◆ Your goal ◆
Quote the whole listing verbatim.

◆ Entries supplied ◆

====

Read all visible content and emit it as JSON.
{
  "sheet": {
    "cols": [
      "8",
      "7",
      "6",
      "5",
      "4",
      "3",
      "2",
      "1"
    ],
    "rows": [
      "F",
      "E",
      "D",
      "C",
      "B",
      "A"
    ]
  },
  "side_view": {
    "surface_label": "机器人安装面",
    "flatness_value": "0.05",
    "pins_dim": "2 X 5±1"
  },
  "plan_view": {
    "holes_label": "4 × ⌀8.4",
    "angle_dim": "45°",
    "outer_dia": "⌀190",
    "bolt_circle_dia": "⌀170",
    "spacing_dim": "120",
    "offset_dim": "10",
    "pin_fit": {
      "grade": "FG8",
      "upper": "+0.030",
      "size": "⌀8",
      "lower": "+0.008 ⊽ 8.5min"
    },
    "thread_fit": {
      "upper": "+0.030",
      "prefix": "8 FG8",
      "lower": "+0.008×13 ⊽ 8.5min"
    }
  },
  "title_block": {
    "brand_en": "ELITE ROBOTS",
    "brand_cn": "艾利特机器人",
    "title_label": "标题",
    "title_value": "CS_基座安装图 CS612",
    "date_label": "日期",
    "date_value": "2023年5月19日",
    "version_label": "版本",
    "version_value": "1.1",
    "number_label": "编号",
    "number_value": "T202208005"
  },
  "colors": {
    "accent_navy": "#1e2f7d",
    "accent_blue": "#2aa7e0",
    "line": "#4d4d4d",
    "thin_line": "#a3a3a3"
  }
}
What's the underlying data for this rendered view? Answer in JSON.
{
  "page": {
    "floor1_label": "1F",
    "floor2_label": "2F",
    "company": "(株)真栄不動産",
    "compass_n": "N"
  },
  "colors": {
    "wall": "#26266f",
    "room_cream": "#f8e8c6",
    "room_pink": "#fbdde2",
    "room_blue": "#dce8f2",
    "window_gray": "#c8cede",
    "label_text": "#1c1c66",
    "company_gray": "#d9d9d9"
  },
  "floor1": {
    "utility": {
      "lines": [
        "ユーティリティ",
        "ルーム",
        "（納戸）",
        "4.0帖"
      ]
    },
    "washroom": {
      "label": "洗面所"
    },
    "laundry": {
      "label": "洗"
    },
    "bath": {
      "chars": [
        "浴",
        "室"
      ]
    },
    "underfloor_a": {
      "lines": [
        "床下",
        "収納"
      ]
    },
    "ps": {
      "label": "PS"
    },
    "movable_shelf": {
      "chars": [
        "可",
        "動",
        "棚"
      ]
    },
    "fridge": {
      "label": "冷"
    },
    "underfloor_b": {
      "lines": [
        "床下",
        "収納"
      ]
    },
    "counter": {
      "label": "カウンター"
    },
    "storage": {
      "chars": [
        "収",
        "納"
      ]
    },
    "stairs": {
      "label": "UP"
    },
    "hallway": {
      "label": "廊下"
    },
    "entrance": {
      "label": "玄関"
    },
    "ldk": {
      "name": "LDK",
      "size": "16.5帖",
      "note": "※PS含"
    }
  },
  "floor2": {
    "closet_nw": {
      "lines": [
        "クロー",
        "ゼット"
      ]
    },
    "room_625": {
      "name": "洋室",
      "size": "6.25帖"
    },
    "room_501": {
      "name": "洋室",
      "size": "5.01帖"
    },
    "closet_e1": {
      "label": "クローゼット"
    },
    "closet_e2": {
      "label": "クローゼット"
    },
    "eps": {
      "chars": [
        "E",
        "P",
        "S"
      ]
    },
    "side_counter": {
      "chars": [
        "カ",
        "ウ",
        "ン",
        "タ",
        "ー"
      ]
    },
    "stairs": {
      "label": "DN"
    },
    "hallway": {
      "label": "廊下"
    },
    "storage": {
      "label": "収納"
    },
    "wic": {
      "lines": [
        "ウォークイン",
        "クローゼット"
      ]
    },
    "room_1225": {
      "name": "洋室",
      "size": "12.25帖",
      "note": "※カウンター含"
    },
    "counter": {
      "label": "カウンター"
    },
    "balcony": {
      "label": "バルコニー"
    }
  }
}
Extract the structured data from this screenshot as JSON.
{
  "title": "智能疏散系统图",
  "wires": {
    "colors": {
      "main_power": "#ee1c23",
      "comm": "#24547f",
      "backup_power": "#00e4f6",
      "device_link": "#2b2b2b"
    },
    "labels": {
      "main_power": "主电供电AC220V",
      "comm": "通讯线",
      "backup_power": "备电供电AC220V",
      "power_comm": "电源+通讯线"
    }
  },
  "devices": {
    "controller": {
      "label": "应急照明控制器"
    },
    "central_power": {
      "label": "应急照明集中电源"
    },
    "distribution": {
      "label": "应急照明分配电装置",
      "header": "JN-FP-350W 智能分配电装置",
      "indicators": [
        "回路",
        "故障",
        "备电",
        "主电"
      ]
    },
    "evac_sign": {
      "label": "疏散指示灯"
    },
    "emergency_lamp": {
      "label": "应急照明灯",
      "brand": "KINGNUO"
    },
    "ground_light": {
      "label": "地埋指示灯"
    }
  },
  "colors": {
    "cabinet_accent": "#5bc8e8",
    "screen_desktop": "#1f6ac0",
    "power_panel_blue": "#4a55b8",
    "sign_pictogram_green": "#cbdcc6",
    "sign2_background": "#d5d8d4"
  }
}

====

◆ Completed exercise ◆
Read all visible content and emit it as JSON.
{
  "sheet": {
    "cols": [
      "8",
      "7",
      "6",
      "5",
      "4",
      "3",
      "2",
      "1"
    ],
    "rows": [
      "F",
      "E",
      "D",
      "C",
      "B",
      "A"
    ]
  },
  "side_view": {
    "surface_label": "机器人安装面",
    "flatness_value": "0.05",
    "pins_dim": "2 X 5±1"
  },
  "plan_view": {
    "holes_label": "4 × ⌀8.4",
    "angle_dim": "45°",
    "outer_dia": "⌀190",
    "bolt_circle_dia": "⌀170",
    "spacing_dim": "120",
    "offset_dim": "10",
    "pin_fit": {
      "grade": "FG8",
      "upper": "+0.030",
      "size": "⌀8",
      "lower": "+0.008 ⊽ 8.5min"
    },
    "thread_fit": {
      "upper": "+0.030",
      "prefix": "8 FG8",
      "lower": "+0.008×13 ⊽ 8.5min"
    }
  },
  "title_block": {
    "brand_en": "ELITE ROBOTS",
    "brand_cn": "艾利特机器人",
    "title_label": "标题",
    "title_value": "CS_基座安装图 CS612",
    "date_label": "日期",
    "date_value": "2023年5月19日",
    "version_label": "版本",
    "version_value": "1.1",
    "number_label": "编号",
    "number_value": "T202208005"
  },
  "colors": {
    "accent_navy": "#1e2f7d",
    "accent_blue": "#2aa7e0",
    "line": "#4d4d4d",
    "thin_line": "#a3a3a3"
  }
}
What's the underlying data for this rendered view? Answer in JSON.
{
  "page": {
    "floor1_label": "1F",
    "floor2_label": "2F",
    "company": "(株)真栄不動産",
    "compass_n": "N"
  },
  "colors": {
    "wall": "#26266f",
    "room_cream": "#f8e8c6",
    "room_pink": "#fbdde2",
    "room_blue": "#dce8f2",
    "window_gray": "#c8cede",
    "label_text": "#1c1c66",
    "company_gray": "#d9d9d9"
  },
  "floor1": {
    "utility": {
      "lines": [
        "ユーティリティ",
        "ルーム",
        "（納戸）",
        "4.0帖"
      ]
    },
    "washroom": {
      "label": "洗面所"
    },
    "laundry": {
      "label": "洗"
    },
    "bath": {
      "chars": [
        "浴",
        "室"
      ]
    },
    "underfloor_a": {
      "lines": [
        "床下",
        "収納"
      ]
    },
    "ps": {
      "label": "PS"
    },
    "movable_shelf": {
      "chars": [
        "可",
        "動",
        "棚"
      ]
    },
    "fridge": {
      "label": "冷"
    },
    "underfloor_b": {
      "lines": [
        "床下",
        "収納"
      ]
    },
    "counter": {
      "label": "カウンター"
    },
    "storage": {
      "chars": [
        "収",
        "納"
      ]
    },
    "stairs": {
      "label": "UP"
    },
    "hallway": {
      "label": "廊下"
    },
    "entrance": {
      "label": "玄関"
    },
    "ldk": {
      "name": "LDK",
      "size": "16.5帖",
      "note": "※PS含"
    }
  },
  "floor2": {
    "closet_nw": {
      "lines": [
        "クロー",
        "ゼット"
      ]
    },
    "room_625": {
      "name": "洋室",
      "size": "6.25帖"
    },
    "room_501": {
      "name": "洋室",
      "size": "5.01帖"
    },
    "closet_e1": {
      "label": "クローゼット"
    },
    "closet_e2": {
      "label": "クローゼット"
    },
    "eps": {
      "chars": [
        "E",
        "P",
        "S"
      ]
    },
    "side_counter": {
      "chars": [
        "カ",
        "ウ",
        "ン",
        "タ",
        "ー"
      ]
    },
    "stairs": {
      "label": "DN"
    },
    "hallway": {
      "label": "廊下"
    },
    "storage": {
      "label": "収納"
    },
    "wic": {
      "lines": [
        "ウォークイン",
        "クローゼット"
      ]
    },
    "room_1225": {
      "name": "洋室",
      "size": "12.25帖",
      "note": "※カウンター含"
    },
    "counter": {
      "label": "カウンター"
    },
    "balcony": {
      "label": "バルコニー"
    }
  }
}
Extract the structured data from this screenshot as JSON.
{
  "title": "智能疏散系统图",
  "wires": {
    "colors": {
      "main_power": "#ee1c23",
      "comm": "#24547f",
      "backup_power": "#00e4f6",
      "device_link": "#2b2b2b"
    },
    "labels": {
      "main_power": "主电供电AC220V",
      "comm": "通讯线",
      "backup_power": "备电供电AC220V",
      "power_comm": "电源+通讯线"
    }
  },
  "devices": {
    "controller": {
      "label": "应急照明控制器"
    },
    "central_power": {
      "label": "应急照明集中电源"
    },
    "distribution": {
      "label": "应急照明分配电装置",
      "header": "JN-FP-350W 智能分配电装置",
      "indicators": [
        "回路",
        "故障",
        "备电",
        "主电"
      ]
    },
    "evac_sign": {
      "label": "疏散指示灯"
    },
    "emergency_lamp": {
      "label": "应急照明灯",
      "brand": "KINGNUO"
    },
    "ground_light": {
      "label": "地埋指示灯"
    }
  },
  "colors": {
    "cabinet_accent": "#5bc8e8",
    "screen_desktop": "#1f6ac0",
    "power_panel_blue": "#4a55b8",
    "sign_pictogram_green": "#cbdcc6",
    "sign2_background": "#d5d8d4"
  }
}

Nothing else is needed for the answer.